● Exercise objective
Reproduce all the entries exactly and keep the pictures out.

● Dataset records
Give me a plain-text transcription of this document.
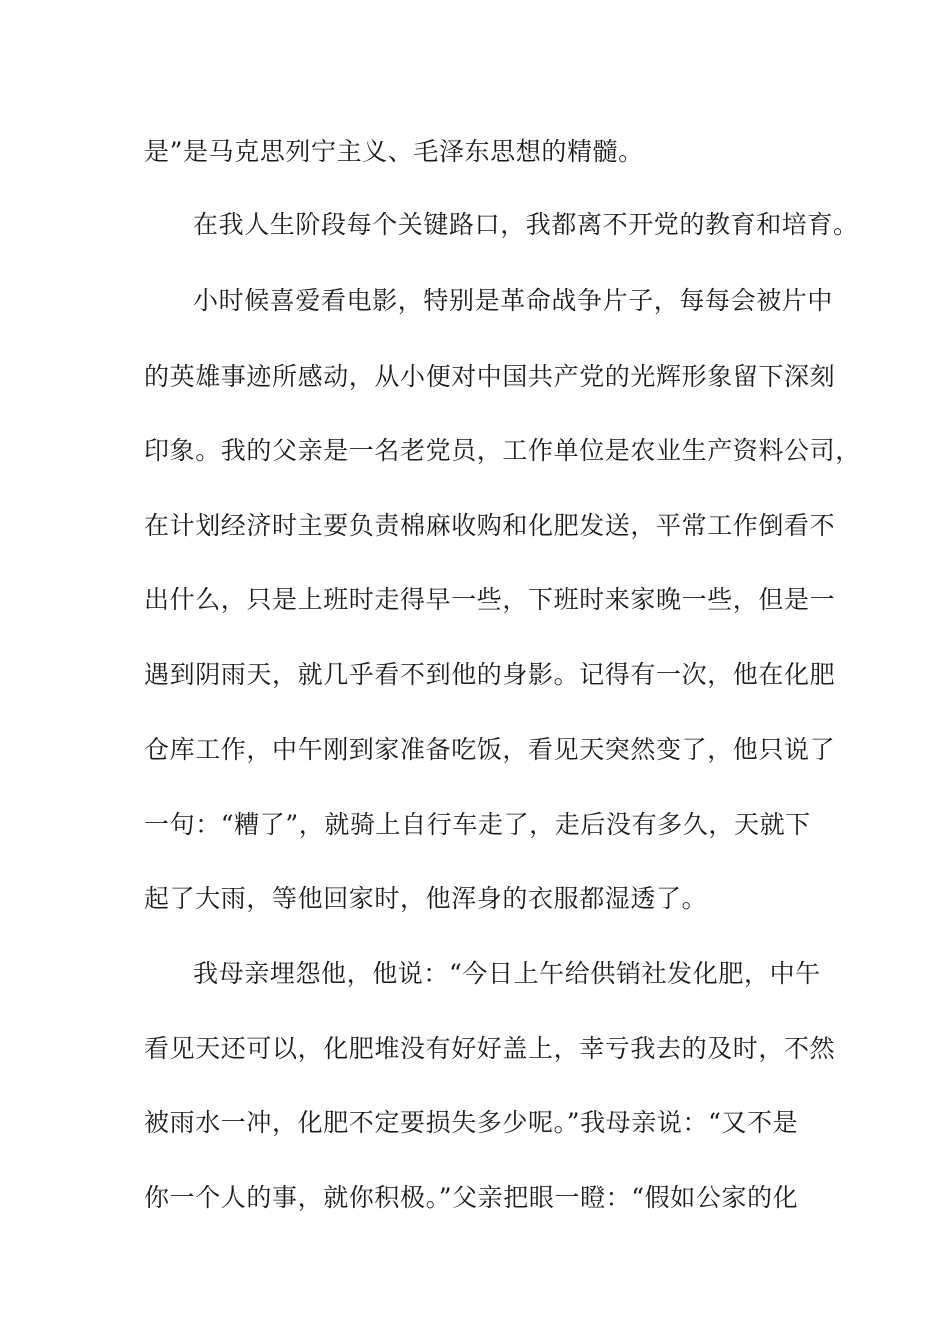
是”是马克思列宁主义、毛泽东思想的精髓。
在我人生阶段每个关键路口，我都离不开党的教育和培育。
小时候喜爱看电影，特别是革命战争片子，每每会被片中
的英雄事迹所感动，从小便对中国共产党的光辉形象留下深刻
印象。我的父亲是一名老党员，工作单位是农业生产资料公司，
在计划经济时主要负责棉麻收购和化肥发送，平常工作倒看不
出什么，只是上班时走得早一些，下班时来家晚一些，但是一
遇到阴雨天，就几乎看不到他的身影。记得有一次，他在化肥
仓库工作，中午刚到家准备吃饭，看见天突然变了，他只说了
一句：“糟了”，就骑上自行车走了，走后没有多久，天就下
起了大雨，等他回家时，他浑身的衣服都湿透了。
我母亲埋怨他，他说：“今日上午给供销社发化肥，中午
看见天还可以，化肥堆没有好好盖上，幸亏我去的及时，不然
被雨水一冲，化肥不定要损失多少呢。”我母亲说：“又不是
你一个人的事，就你积极。”父亲把眼一瞪：“假如公家的化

● Result
Give me a plain-text transcription of this document.
是”是马克思列宁主义、毛泽东思想的精髓。
在我人生阶段每个关键路口，我都离不开党的教育和培育。
小时候喜爱看电影，特别是革命战争片子，每每会被片中
的英雄事迹所感动，从小便对中国共产党的光辉形象留下深刻
印象。我的父亲是一名老党员，工作单位是农业生产资料公司，
在计划经济时主要负责棉麻收购和化肥发送，平常工作倒看不
出什么，只是上班时走得早一些，下班时来家晚一些，但是一
遇到阴雨天，就几乎看不到他的身影。记得有一次，他在化肥
仓库工作，中午刚到家准备吃饭，看见天突然变了，他只说了
一句：“糟了”，就骑上自行车走了，走后没有多久，天就下
起了大雨，等他回家时，他浑身的衣服都湿透了。
我母亲埋怨他，他说：“今日上午给供销社发化肥，中午
看见天还可以，化肥堆没有好好盖上，幸亏我去的及时，不然
被雨水一冲，化肥不定要损失多少呢。”我母亲说：“又不是
你一个人的事，就你积极。”父亲把眼一瞪：“假如公家的化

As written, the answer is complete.